══ Provided information ══

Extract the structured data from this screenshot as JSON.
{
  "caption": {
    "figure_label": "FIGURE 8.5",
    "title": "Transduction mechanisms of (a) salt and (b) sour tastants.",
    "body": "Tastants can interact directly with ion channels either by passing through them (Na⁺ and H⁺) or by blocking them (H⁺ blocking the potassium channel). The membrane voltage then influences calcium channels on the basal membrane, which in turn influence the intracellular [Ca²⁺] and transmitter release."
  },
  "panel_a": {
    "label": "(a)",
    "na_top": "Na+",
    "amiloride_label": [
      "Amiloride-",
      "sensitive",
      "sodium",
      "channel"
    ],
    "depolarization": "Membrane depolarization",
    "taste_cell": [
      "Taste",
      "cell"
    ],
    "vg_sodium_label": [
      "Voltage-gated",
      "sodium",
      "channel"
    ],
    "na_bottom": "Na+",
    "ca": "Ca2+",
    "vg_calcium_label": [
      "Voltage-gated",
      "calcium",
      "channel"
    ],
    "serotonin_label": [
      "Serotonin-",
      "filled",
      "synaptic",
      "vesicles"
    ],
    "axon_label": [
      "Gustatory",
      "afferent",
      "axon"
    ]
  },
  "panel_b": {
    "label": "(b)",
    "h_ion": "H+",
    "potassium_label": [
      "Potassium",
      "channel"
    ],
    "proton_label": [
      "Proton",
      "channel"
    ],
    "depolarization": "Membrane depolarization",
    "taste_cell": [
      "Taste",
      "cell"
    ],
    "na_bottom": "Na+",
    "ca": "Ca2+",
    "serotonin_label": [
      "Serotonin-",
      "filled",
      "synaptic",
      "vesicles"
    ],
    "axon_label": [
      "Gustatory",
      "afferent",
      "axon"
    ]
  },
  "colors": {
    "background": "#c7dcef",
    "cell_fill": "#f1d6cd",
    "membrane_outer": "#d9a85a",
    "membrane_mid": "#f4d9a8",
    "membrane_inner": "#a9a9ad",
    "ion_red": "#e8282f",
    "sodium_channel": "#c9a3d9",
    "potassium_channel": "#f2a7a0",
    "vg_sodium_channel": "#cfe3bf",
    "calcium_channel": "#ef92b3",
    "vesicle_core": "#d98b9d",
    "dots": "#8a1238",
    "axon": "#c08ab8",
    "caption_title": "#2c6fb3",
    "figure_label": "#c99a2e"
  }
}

═══

Output the full listing exactly as it stands.

Extract the structured data from this screenshot as JSON.
{
  "caption": {
    "figure_label": "FIGURE 8.5",
    "title": "Transduction mechanisms of (a) salt and (b) sour tastants.",
    "body": "Tastants can interact directly with ion channels either by passing through them (Na⁺ and H⁺) or by blocking them (H⁺ blocking the potassium channel). The membrane voltage then influences calcium channels on the basal membrane, which in turn influence the intracellular [Ca²⁺] and transmitter release."
  },
  "panel_a": {
    "label": "(a)",
    "na_top": "Na+",
    "amiloride_label": [
      "Amiloride-",
      "sensitive",
      "sodium",
      "channel"
    ],
    "depolarization": "Membrane depolarization",
    "taste_cell": [
      "Taste",
      "cell"
    ],
    "vg_sodium_label": [
      "Voltage-gated",
      "sodium",
      "channel"
    ],
    "na_bottom": "Na+",
    "ca": "Ca2+",
    "vg_calcium_label": [
      "Voltage-gated",
      "calcium",
      "channel"
    ],
    "serotonin_label": [
      "Serotonin-",
      "filled",
      "synaptic",
      "vesicles"
    ],
    "axon_label": [
      "Gustatory",
      "afferent",
      "axon"
    ]
  },
  "panel_b": {
    "label": "(b)",
    "h_ion": "H+",
    "potassium_label": [
      "Potassium",
      "channel"
    ],
    "proton_label": [
      "Proton",
      "channel"
    ],
    "depolarization": "Membrane depolarization",
    "taste_cell": [
      "Taste",
      "cell"
    ],
    "na_bottom": "Na+",
    "ca": "Ca2+",
    "serotonin_label": [
      "Serotonin-",
      "filled",
      "synaptic",
      "vesicles"
    ],
    "axon_label": [
      "Gustatory",
      "afferent",
      "axon"
    ]
  },
  "colors": {
    "background": "#c7dcef",
    "cell_fill": "#f1d6cd",
    "membrane_outer": "#d9a85a",
    "membrane_mid": "#f4d9a8",
    "membrane_inner": "#a9a9ad",
    "ion_red": "#e8282f",
    "sodium_channel": "#c9a3d9",
    "potassium_channel": "#f2a7a0",
    "vg_sodium_channel": "#cfe3bf",
    "calcium_channel": "#ef92b3",
    "vesicle_core": "#d98b9d",
    "dots": "#8a1238",
    "axon": "#c08ab8",
    "caption_title": "#2c6fb3",
    "figure_label": "#c99a2e"
  }
}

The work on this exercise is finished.